STATED EXERCISE A -
In the transcript on financial instruments under the CPR, when was the fi-compass factsheet related to CRII published?

Oana: When we drafted the future CPR we are not in the crisis. We are already envisaging that if an ex-ante assessment, which was done during this programming period, is still relevant for the national authorities to set up financial instruments for the future programming period, it can be used without being updated. My answer is that we are not extending this possibility but, based on the actual CPR, this is already possible. If the national authorities want to use existing ex-ante assessments, they can do so without any update.

The fi-compass factsheet published in May 2020 in relation to CRII also recommended that where an ex-ante was required it could be undertaken relatively quickly. What are your expectations, Oana, in relation to this under the new CPR?

Oana: I would say that this fi-compass factsheet published in May is still very relevant and I encourage our listeners to have a look on the fi-compass website and to see how we assessed and how we addressed this issue for the ex-ante assessment. I also think that part of the ex-ante assessment, from this 2014-2020 period, can be used for the programming because, as Ieva explained, the market failures have to be addressed at the level of the programmes. Relevant information is there for the national authorities, at the level of the programmes. Regarding the new financial instruments, there is a need for an ex-ante assessment, which should be a managerial tool. Managing authorities are free to use either the existing ex-ante assessment, or updated one or new ones, but we encourage them to use the knowledge, which already exists, at the level of the Member States. The purpose is to use the national banks or any international financial institutions, which could help them to have important added value, for the set-up of those financial instruments.

Another feature is the requirement that allows contributions to be made in successive programmes. This has implications for financial instruments that will be active beyond the end of a programming period and particularly equity funds. Previously the regulations allowed for escrow accounts to be used but this is no longer the case. Ieva, How do you expect managing authorities to take advantage of the new rules?

Ieva: I think it is a great opportunity for the managing authorities. And in fact, in the sense, to start setting up financial instruments now, under the current programming period. We think that the major new rule that we have in relation with financial instruments is simpler, more transparent and flexible. In addition, we hope that by taking advantage of these new provisions, it will very much facilitate the take up on financial instruments and their faster implementation. However, the meaning of this new rule is that the financial instrument operation is approved in one programming period and its implementation continues into subsequent periods. It means that the managing authorities, when thinking about their financial instruments and selecting their financial intermediaries will think of these financial instruments as lasting longer than one programming period. So they will not have to start the set-up of the financial instruments all over again in the next programming period. It also means that, for these financial instruments to continue longer, there will be a need for legal and financial agreements, which foresee such continuation. It means that the procurement was done appropriately and that the funding agreements envisage this continuation into the subsequent period. Another important point that we should not forget is that in each programming period, all this eligible expenditure related to that period is declared to the European Commission, so that we avoid situations of declaring the same expenditure twice. I think those managing authorities, which are thinking about financial instruments and think that there is an opportunity if they started today; can set up these financial instruments with a future vision into the next programming period.

And finally, is there anything else we need to know about programming and design under the new CPR? I think the articles are fairly clear and straightforward and is designed to keep the maximum flexibility. Is this correct, Oana?

RECORDS SHOWN -
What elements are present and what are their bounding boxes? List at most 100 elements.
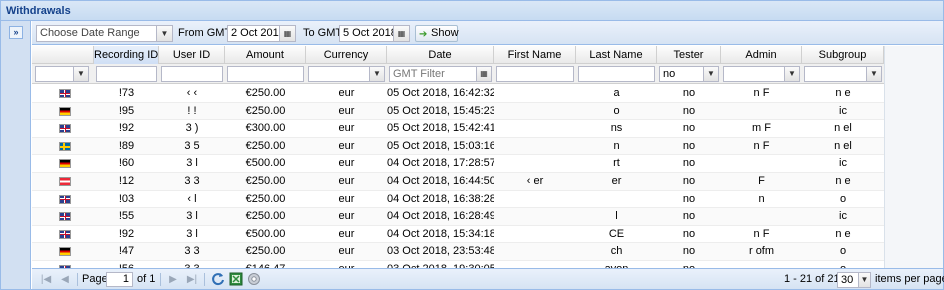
flag-uk-icon	[59, 89, 71, 98]
col-header-first-name[interactable]: First Name	[494, 46, 576, 64]
col-header-flag[interactable]	[32, 46, 94, 64]
amount-filter[interactable]	[227, 66, 304, 82]
chevron-down-icon[interactable]: ▼	[156, 26, 172, 41]
cell-recording-id: !56	[94, 261, 159, 268]
cell-last-name: l	[615, 210, 618, 223]
col-header-currency[interactable]: Currency	[306, 46, 387, 64]
table-row[interactable]: !92 3 l €500.00 eur 04 Oct 2018, 15:34:18 CE n…	[32, 226, 884, 244]
show-button[interactable]: ➔ Show	[415, 25, 459, 42]
table-row[interactable]: !95 ! ! €250.00 eur 05 Oct 2018, 15:45:23 o no…	[32, 102, 884, 121]
cell-tester: no	[682, 122, 696, 135]
cell-user-id: 3 l	[186, 157, 198, 170]
calendar-icon[interactable]: ▦	[393, 26, 409, 41]
admin-filter[interactable]: ▼	[723, 66, 800, 82]
separator	[77, 273, 78, 286]
cell-currency: eur	[338, 122, 355, 135]
last-name-filter[interactable]	[578, 66, 655, 82]
table-row[interactable]: !563 3€146.47eur03 Oct 2018, 19:30:05 ayo…	[32, 261, 884, 268]
cell-admin	[721, 155, 802, 172]
chevron-down-icon[interactable]: ▼	[858, 273, 870, 287]
date-filter[interactable]: GMT Filter ▦	[389, 66, 492, 82]
col-header-last-name[interactable]: Last Name	[576, 46, 657, 64]
table-row[interactable]: !47 3 3 €250.00 eur 03 Oct 2018, 23:53:48 ch n…	[32, 243, 884, 261]
flag-at-icon	[59, 176, 71, 186]
cell-admin: n F	[753, 139, 770, 152]
cell-currency: eur	[338, 104, 355, 117]
chevron-down-icon[interactable]: ▼	[784, 67, 799, 81]
cell-recording-id: !89	[118, 139, 135, 152]
cell-date: 04 Oct 2018, 16:28:49	[387, 210, 494, 223]
flag-filter[interactable]: ▼	[35, 66, 89, 82]
user-id-filter[interactable]	[161, 66, 223, 82]
col-header-date[interactable]: Date	[387, 46, 494, 64]
from-date-field[interactable]: 2 Oct 2018 ▦	[227, 25, 296, 42]
table-row[interactable]: !03 ‹ l €250.00 eur 04 Oct 2018, 16:38:28 no n…	[32, 191, 884, 209]
cell-recording-id: !12	[118, 174, 135, 187]
side-collapse-bar: »	[1, 21, 31, 289]
cell-amount: €500.00	[245, 227, 286, 240]
col-header-admin[interactable]: Admin	[721, 46, 802, 64]
subgroup-filter[interactable]: ▼	[804, 66, 882, 82]
first-name-filter[interactable]	[496, 66, 574, 82]
cell-user-id: 3 l	[186, 210, 198, 223]
cell-currency: eur	[338, 139, 355, 152]
cell-tester: no	[657, 261, 721, 268]
cell-date: 04 Oct 2018, 16:44:50	[387, 174, 494, 187]
cell-subgroup: n e	[835, 227, 851, 240]
prev-page-icon[interactable]: ◀	[57, 272, 73, 287]
cell-last-name: a	[613, 87, 620, 99]
table-row[interactable]: !92 3 ) €300.00 eur 05 Oct 2018, 15:42:41 ns n…	[32, 120, 884, 138]
calendar-icon[interactable]: ▦	[476, 67, 491, 81]
currency-filter[interactable]: ▼	[308, 66, 385, 82]
col-header-subgroup[interactable]: Subgroup	[802, 46, 884, 64]
next-page-icon[interactable]: ▶	[165, 272, 181, 287]
table-row[interactable]: !60 3 l €500.00 eur 04 Oct 2018, 17:28:57 rt n…	[32, 155, 884, 173]
chevron-down-icon[interactable]: ▼	[369, 67, 384, 81]
to-label: To GMT:	[303, 27, 344, 39]
export-excel-icon[interactable]	[229, 272, 243, 286]
cell-date: 03 Oct 2018, 19:30:05	[387, 261, 494, 268]
flag-de-icon	[59, 159, 71, 169]
col-header-recording-id[interactable]: Recording ID ▼	[94, 46, 159, 64]
refresh-icon[interactable]	[211, 272, 225, 286]
flag-uk-icon	[59, 124, 71, 134]
cell-tester: no	[682, 87, 696, 99]
separator	[204, 273, 205, 286]
settings-icon[interactable]	[247, 272, 261, 286]
cell-currency: eur	[338, 210, 355, 223]
last-page-icon[interactable]: ▶|	[184, 272, 200, 287]
col-header-amount[interactable]: Amount	[225, 46, 306, 64]
cell-user-id: ‹ ‹	[186, 87, 198, 99]
expand-icon[interactable]: »	[9, 26, 23, 39]
date-range-select[interactable]: Choose Date Range ▼	[36, 25, 173, 42]
cell-tester: no	[682, 174, 696, 187]
cell-user-id: 3 3	[184, 174, 200, 187]
cell-recording-id: !60	[118, 157, 135, 170]
table-row[interactable]: !73 ‹ ‹ €250.00 eur 05 Oct 2018, 16:42:32 a no…	[32, 85, 884, 103]
cell-amount: €146.47	[225, 261, 306, 268]
chevron-down-icon[interactable]: ▼	[866, 67, 881, 81]
cell-user-id: ‹ l	[187, 192, 197, 205]
cell-last-name: CE	[608, 227, 625, 240]
calendar-icon[interactable]: ▦	[279, 26, 295, 41]
table-row[interactable]: !89 3 5 €250.00 eur 05 Oct 2018, 15:03:16 n no…	[32, 137, 884, 156]
cell-admin	[721, 103, 802, 120]
from-date-value: 2 Oct 2018	[231, 27, 285, 39]
recording-id-filter[interactable]	[96, 66, 157, 82]
chevron-down-icon[interactable]: ▼	[703, 67, 718, 81]
cell-subgroup: o	[839, 192, 847, 205]
page-label: Page	[82, 273, 108, 285]
table-row[interactable]: !55 3 l €250.00 eur 04 Oct 2018, 16:28:49 l no…	[32, 208, 884, 226]
page-number-input[interactable]: 1	[106, 272, 133, 287]
cell-tester: no	[682, 210, 696, 223]
tester-filter[interactable]: no ▼	[659, 66, 719, 82]
page-size-select[interactable]: 30 ▼	[837, 272, 871, 288]
chevron-down-icon[interactable]: ▼	[73, 67, 88, 81]
to-date-field[interactable]: 5 Oct 2018 ▦	[339, 25, 410, 42]
col-header-tester[interactable]: Tester	[657, 46, 721, 64]
filter-toolbar: Choose Date Range ▼ From GMT: 2 Oct 2018…	[32, 21, 943, 45]
cell-last-name: n	[613, 139, 620, 152]
first-page-icon[interactable]: |◀	[38, 272, 54, 287]
col-header-user-id[interactable]: User ID	[159, 46, 225, 64]
table-row[interactable]: !12 3 3 €250.00 eur 04 Oct 2018, 16:44:50 ‹ e…	[32, 172, 884, 191]
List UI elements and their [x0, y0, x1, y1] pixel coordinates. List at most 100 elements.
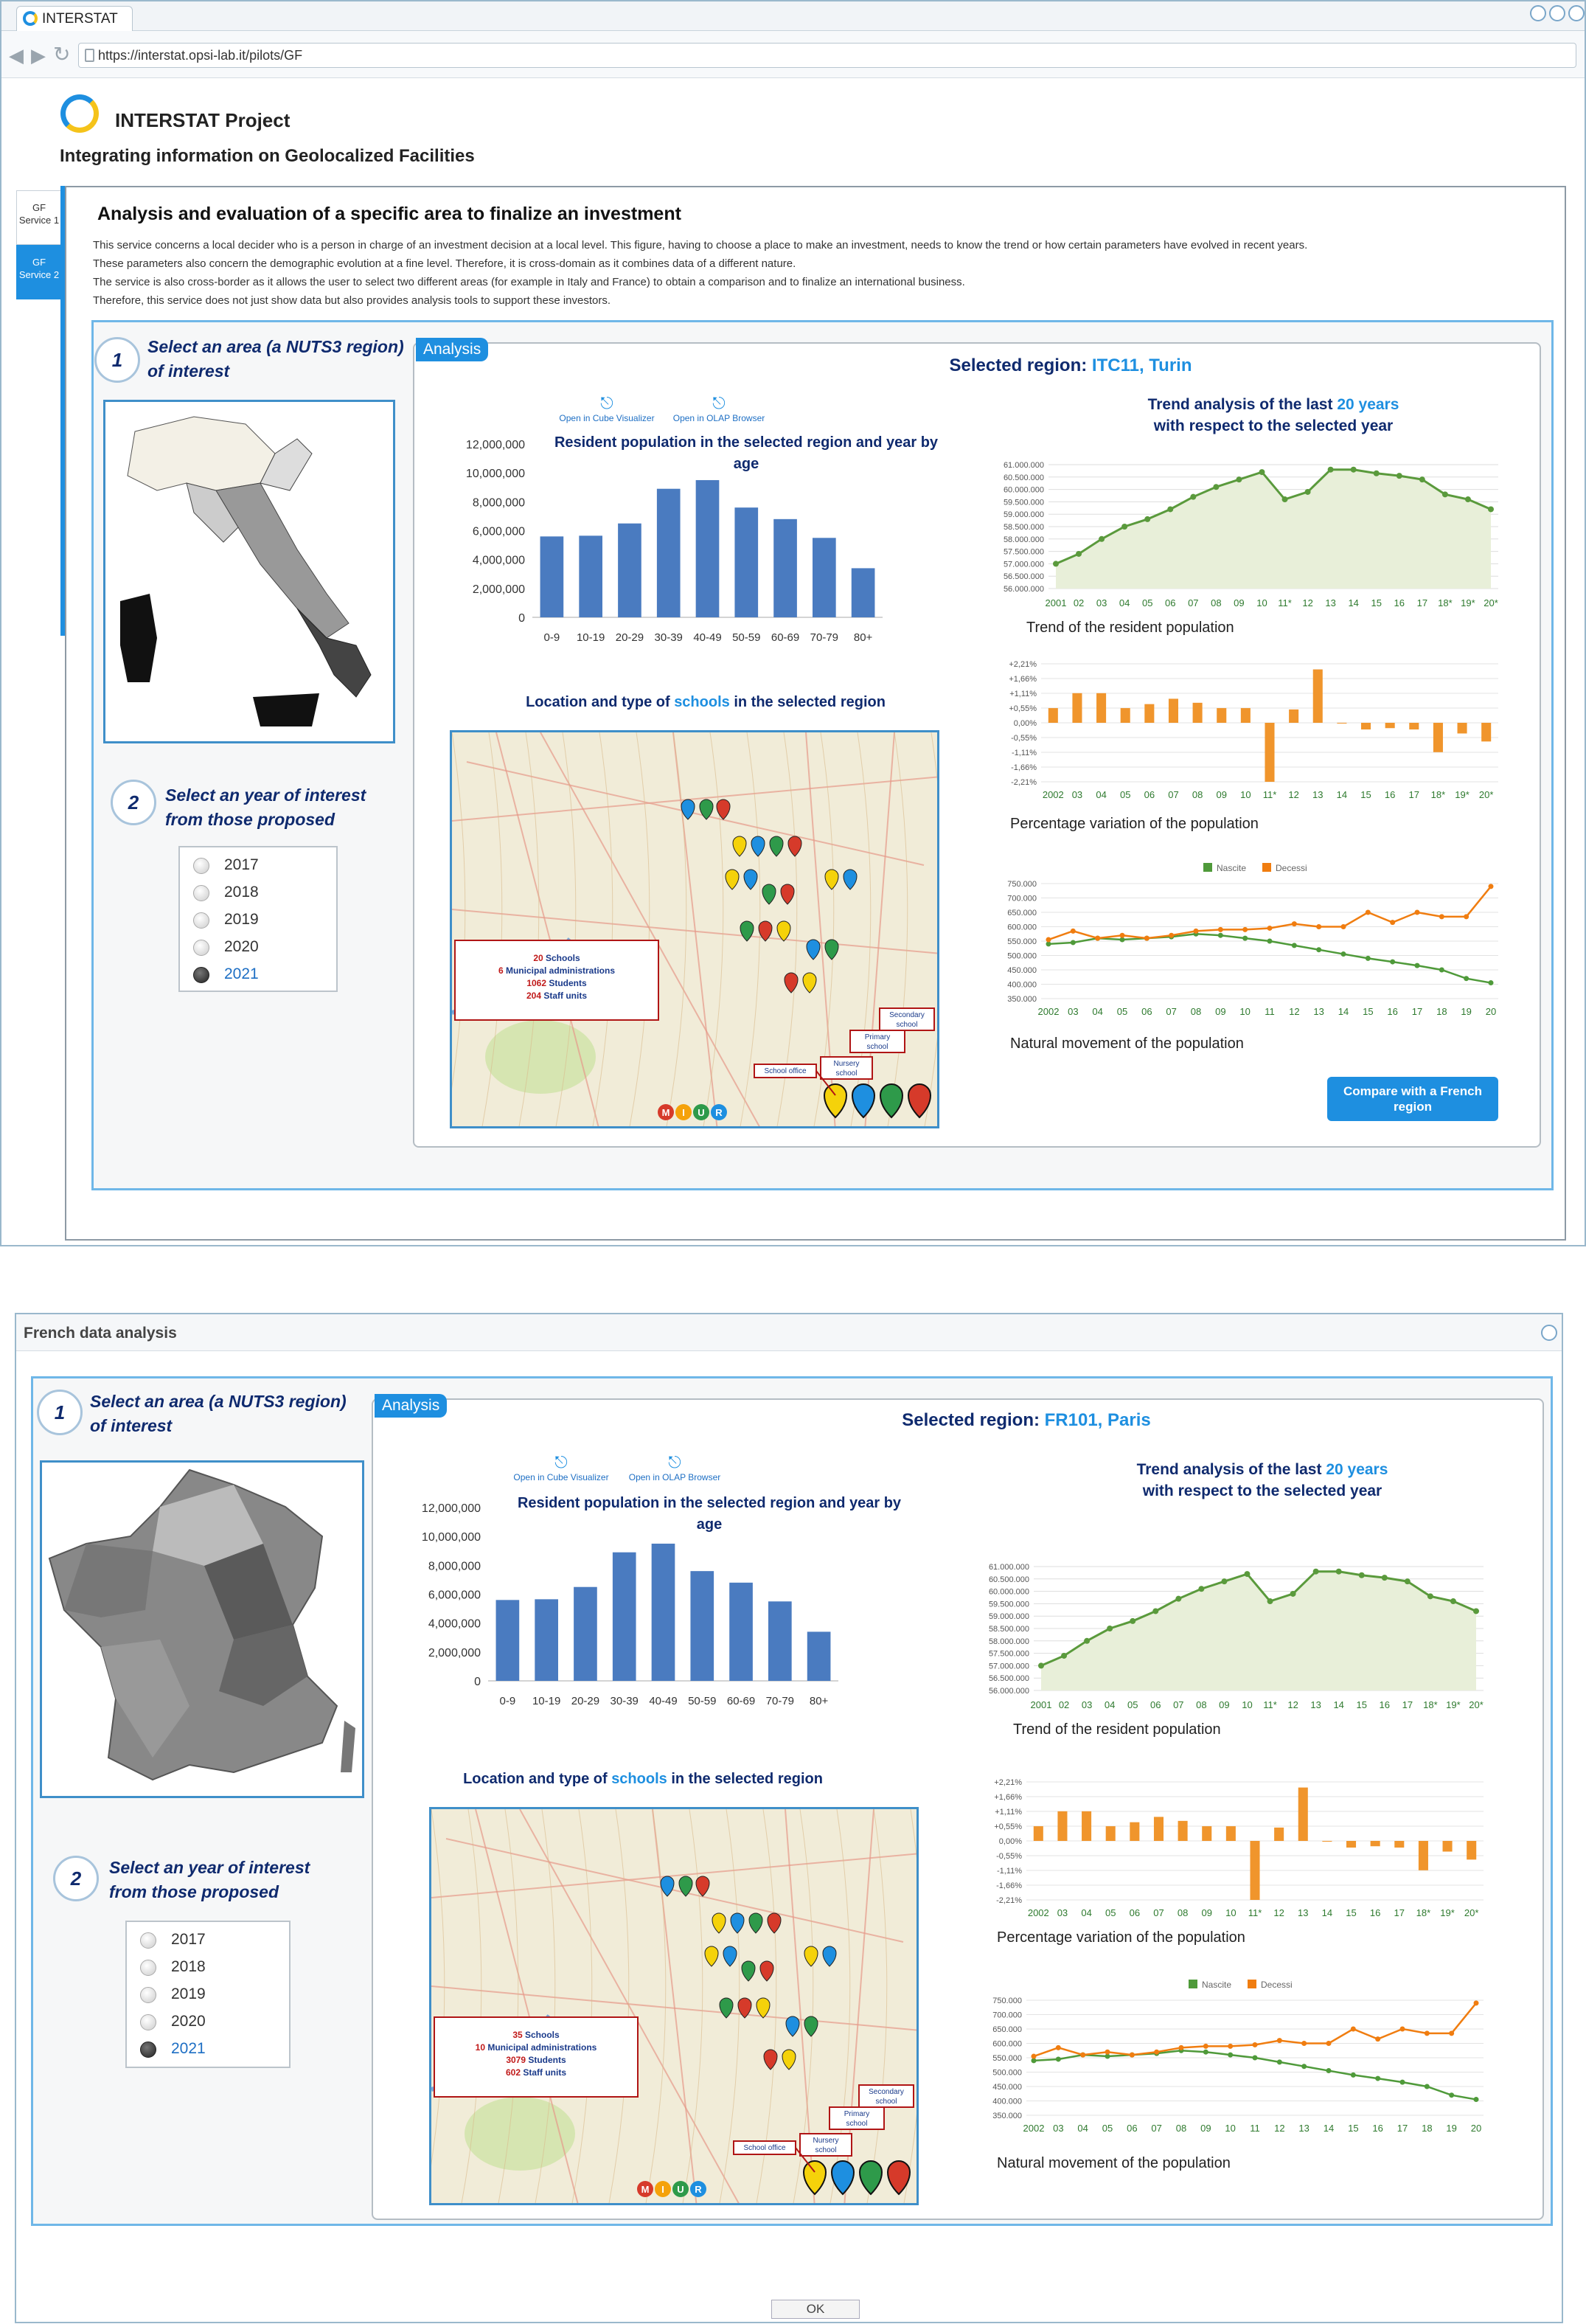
map-title-hl: schools — [674, 694, 730, 710]
italy-map-shape[interactable] — [105, 402, 393, 741]
year-option-2017[interactable]: 2017 — [127, 1926, 289, 1953]
url-input[interactable]: https://interstat.opsi-lab.it/pilots/GF — [78, 43, 1576, 68]
italy-map[interactable] — [103, 400, 395, 743]
series-point — [1080, 2052, 1086, 2058]
open-olap-browser-link[interactable]: ⎋ Open in OLAP Browser — [619, 1453, 730, 1482]
series-point — [1350, 2026, 1356, 2032]
radio-icon[interactable] — [140, 1932, 156, 1949]
back-arrow-icon[interactable]: ◀ — [9, 44, 24, 67]
open-cube-visualizer-link[interactable]: ⎋ Open in Cube Visualizer — [506, 1453, 616, 1482]
x-tick-label: 20* — [1484, 597, 1498, 608]
year-option-2019[interactable]: 2019 — [180, 906, 336, 933]
maximize-icon[interactable] — [1549, 5, 1565, 21]
region-name: ITC11, Turin — [1091, 355, 1192, 375]
pct-bar — [1072, 693, 1082, 723]
y-tick-label: 650.000 — [1007, 909, 1037, 918]
radio-icon[interactable] — [193, 885, 209, 901]
year-option-2020[interactable]: 2020 — [127, 2008, 289, 2035]
year-label: 2021 — [224, 965, 259, 982]
x-tick-label: 40-49 — [649, 1695, 677, 1707]
x-tick-label: 80+ — [810, 1695, 829, 1707]
year-option-2018[interactable]: 2018 — [180, 878, 336, 906]
series-point — [1203, 2049, 1208, 2055]
series-line — [1033, 2002, 1477, 2058]
x-tick-label: 05 — [1117, 1006, 1127, 1017]
y-tick-label: 58.500.000 — [1004, 523, 1044, 532]
trend-point — [1130, 1617, 1136, 1624]
pct-bar — [1033, 1826, 1043, 1841]
primary-school-label-text: Primary — [865, 1033, 890, 1041]
series-point — [1424, 2084, 1430, 2089]
trend-point — [1038, 1662, 1044, 1669]
series-point — [1399, 2026, 1405, 2032]
x-tick-label: 19 — [1461, 1006, 1471, 1017]
sidebar-tab-label: GF Service 1 — [18, 202, 60, 226]
y-tick-label: 550.000 — [1007, 937, 1037, 946]
series-point — [1217, 932, 1223, 938]
link-label: Open in OLAP Browser — [628, 1472, 721, 1482]
x-tick-label: 2002 — [1028, 1907, 1049, 1918]
year-option-2021[interactable]: 2021 — [127, 2035, 289, 2062]
y-tick-label: -1,66% — [996, 1881, 1022, 1890]
x-tick-label: 70-79 — [766, 1695, 794, 1707]
year-option-2018[interactable]: 2018 — [127, 1953, 289, 1980]
nursery-school-label-text: school — [836, 1069, 858, 1078]
compare-french-region-button[interactable]: Compare with a French region — [1327, 1077, 1498, 1121]
step-2-circle: 2 — [111, 780, 156, 825]
radio-icon[interactable] — [140, 1987, 156, 2003]
year-option-2019[interactable]: 2019 — [127, 1980, 289, 2008]
map-canvas[interactable]: M I U RSecondaryschoolPrimaryschoolNurserys… — [452, 732, 939, 1128]
forward-arrow-icon[interactable]: ▶ — [31, 44, 46, 67]
natural-movement-chart: Nascite Decessi 750.000 700.000 650.000 600.0… — [1007, 863, 1498, 1017]
browser-tab[interactable]: INTERSTAT — [16, 6, 133, 31]
x-tick-label: 13 — [1298, 1907, 1308, 1918]
nursery-school-label-text: school — [815, 2146, 837, 2154]
x-tick-label: 04 — [1096, 789, 1106, 800]
open-olap-browser-link[interactable]: ⎋ Open in OLAP Browser — [664, 394, 774, 423]
france-map[interactable] — [40, 1460, 364, 1798]
pct-bar — [1265, 723, 1275, 782]
info-line: 602 Staff units — [506, 2067, 566, 2078]
population-bar — [695, 479, 720, 617]
radio-icon[interactable] — [140, 2014, 156, 2030]
export-icon: ⎋ — [668, 1453, 681, 1471]
year-option-2021[interactable]: 2021 — [180, 960, 336, 988]
series-point — [1267, 938, 1273, 944]
population-bar — [651, 1543, 675, 1681]
dialog-close-icon[interactable] — [1541, 1325, 1557, 1341]
schools-map[interactable]: M I U R Secondary school Primary school Nursery s… — [429, 1807, 919, 2205]
radio-icon[interactable] — [193, 967, 209, 983]
close-icon[interactable] — [1568, 5, 1585, 21]
x-tick-label: 06 — [1144, 789, 1155, 800]
nat-caption: Natural movement of the population — [997, 2155, 1231, 2171]
pct-bar — [1250, 1841, 1260, 1900]
sidebar-tab-gf-service-2[interactable]: GF Service 2 — [16, 245, 62, 299]
x-tick-label: 17 — [1417, 597, 1427, 608]
trend-point — [1244, 1571, 1251, 1578]
open-cube-visualizer-link[interactable]: ⎋ Open in Cube Visualizer — [552, 394, 662, 423]
y-tick-label: -1,66% — [1011, 763, 1037, 772]
schools-map[interactable]: M I U R Secondary school Primary school Nursery s… — [450, 730, 939, 1128]
series-point — [1193, 928, 1199, 934]
step-1-text: Select an area (a NUTS3 region) of inter… — [147, 337, 404, 381]
ok-button[interactable]: OK — [771, 2300, 860, 2319]
reload-icon[interactable]: ↻ — [53, 42, 70, 66]
x-tick-label: 12 — [1273, 1907, 1284, 1918]
radio-icon[interactable] — [193, 940, 209, 956]
year-option-2020[interactable]: 2020 — [180, 933, 336, 960]
minimize-icon[interactable] — [1530, 5, 1546, 21]
radio-icon[interactable] — [140, 1960, 156, 1976]
radio-icon[interactable] — [140, 2042, 156, 2058]
x-tick-label: 15 — [1348, 2123, 1358, 2134]
pct-bar — [1467, 1841, 1477, 1860]
year-option-2017[interactable]: 2017 — [180, 851, 336, 878]
map-canvas[interactable]: M I U RSecondaryschoolPrimaryschoolNurserys… — [431, 1809, 919, 2205]
miur-logo-letter: U — [698, 1107, 704, 1118]
radio-icon[interactable] — [193, 912, 209, 929]
radio-icon[interactable] — [193, 858, 209, 874]
france-map-shape[interactable] — [42, 1463, 362, 1796]
sidebar-tab-gf-service-1[interactable]: GF Service 1 — [16, 190, 62, 245]
y-tick-label: 56.500.000 — [989, 1674, 1029, 1683]
x-tick-label: 08 — [1178, 1907, 1188, 1918]
series-point — [1046, 937, 1051, 943]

STATED EXERCISE B -
Put the stretch of the records from the line containing "89, 71, 98]" through the line containing "25, 459, 42]" into a JSON list of strings, one string per line.

OUTPUT A -
May 2020.

OUTPUT B -
[
  "flag-uk-icon\t[59, 89, 71, 98]",
  "col-header-first-name[interactable]: First Name\t[494, 46, 576, 64]",
  "col-header-flag[interactable]\t[32, 46, 94, 64]",
  "amount-filter[interactable]\t[227, 66, 304, 82]",
  "chevron-down-icon[interactable]: ▼\t[156, 26, 172, 41]",
  "cell-recording-id: !56\t[94, 261, 159, 268]",
  "cell-last-name: l\t[615, 210, 618, 223]",
  "col-header-currency[interactable]: Currency\t[306, 46, 387, 64]",
  "table-row[interactable]: !92 3 l €500.00 eur 04 Oct 2018, 15:34:18 CE n…\t[32, 226, 884, 244]",
  "show-button[interactable]: ➔ Show\t[415, 25, 459, 42]"
]